# START OF ENTRIES PROVIDED

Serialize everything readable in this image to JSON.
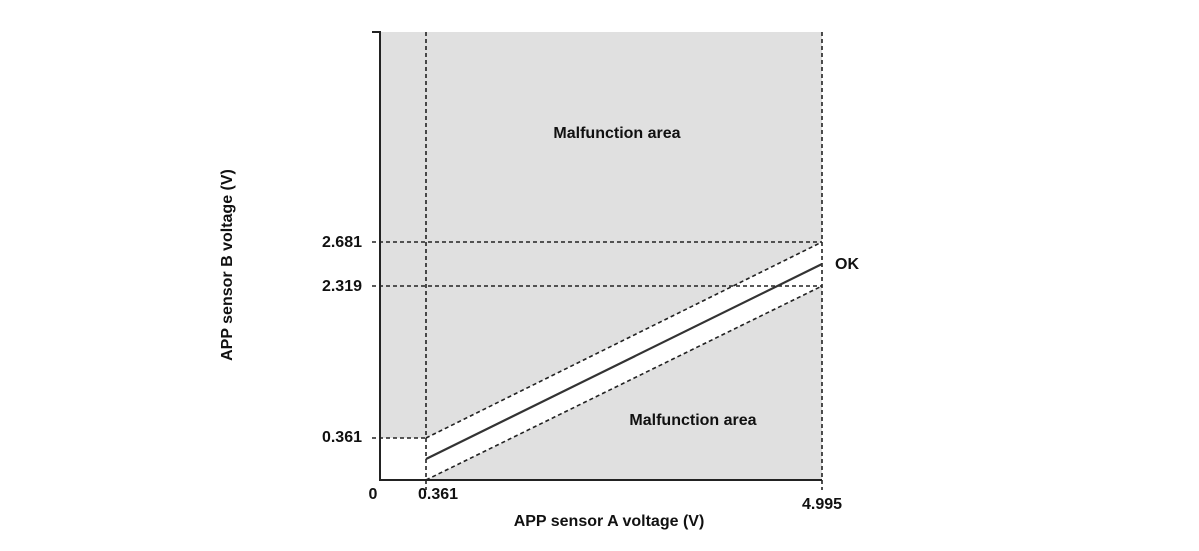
{
  "diagram": {
    "x_axis_label": "APP sensor A voltage (V)",
    "y_axis_label": "APP sensor B voltage (V)",
    "origin_label": "0",
    "x_ticks": [
      "0.361",
      "4.995"
    ],
    "y_ticks": [
      "2.681",
      "2.319",
      "0.361"
    ],
    "upper_region_label": "Malfunction area",
    "lower_region_label": "Malfunction area",
    "band_label": "OK"
  }
}
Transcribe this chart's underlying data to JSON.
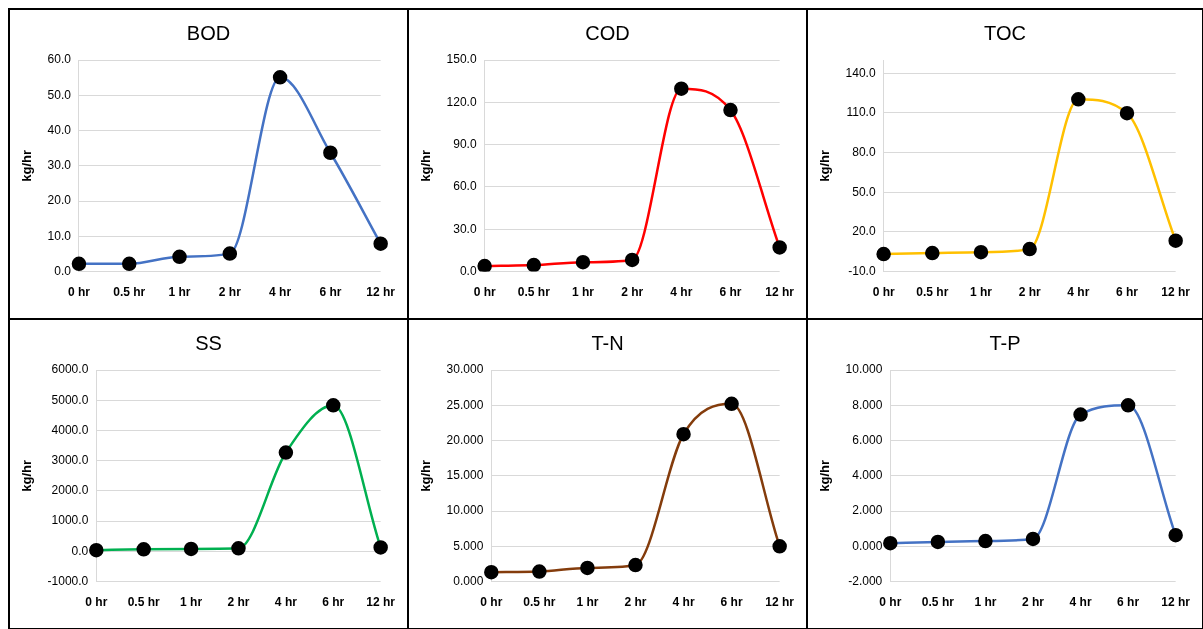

# END OF ENTRIES PROVIDED

SET EXERCISE -
Write out the whole listing exactly, and drop the pictures.

RIGHT ANSWER -
Serialize everything readable in this image to JSON.
{
  "diagram": {
    "x_axis_label": "APP sensor A voltage (V)",
    "y_axis_label": "APP sensor B voltage (V)",
    "origin_label": "0",
    "x_ticks": [
      "0.361",
      "4.995"
    ],
    "y_ticks": [
      "2.681",
      "2.319",
      "0.361"
    ],
    "upper_region_label": "Malfunction area",
    "lower_region_label": "Malfunction area",
    "band_label": "OK"
  }
}
Transcribe this chart's underlying data to JSON.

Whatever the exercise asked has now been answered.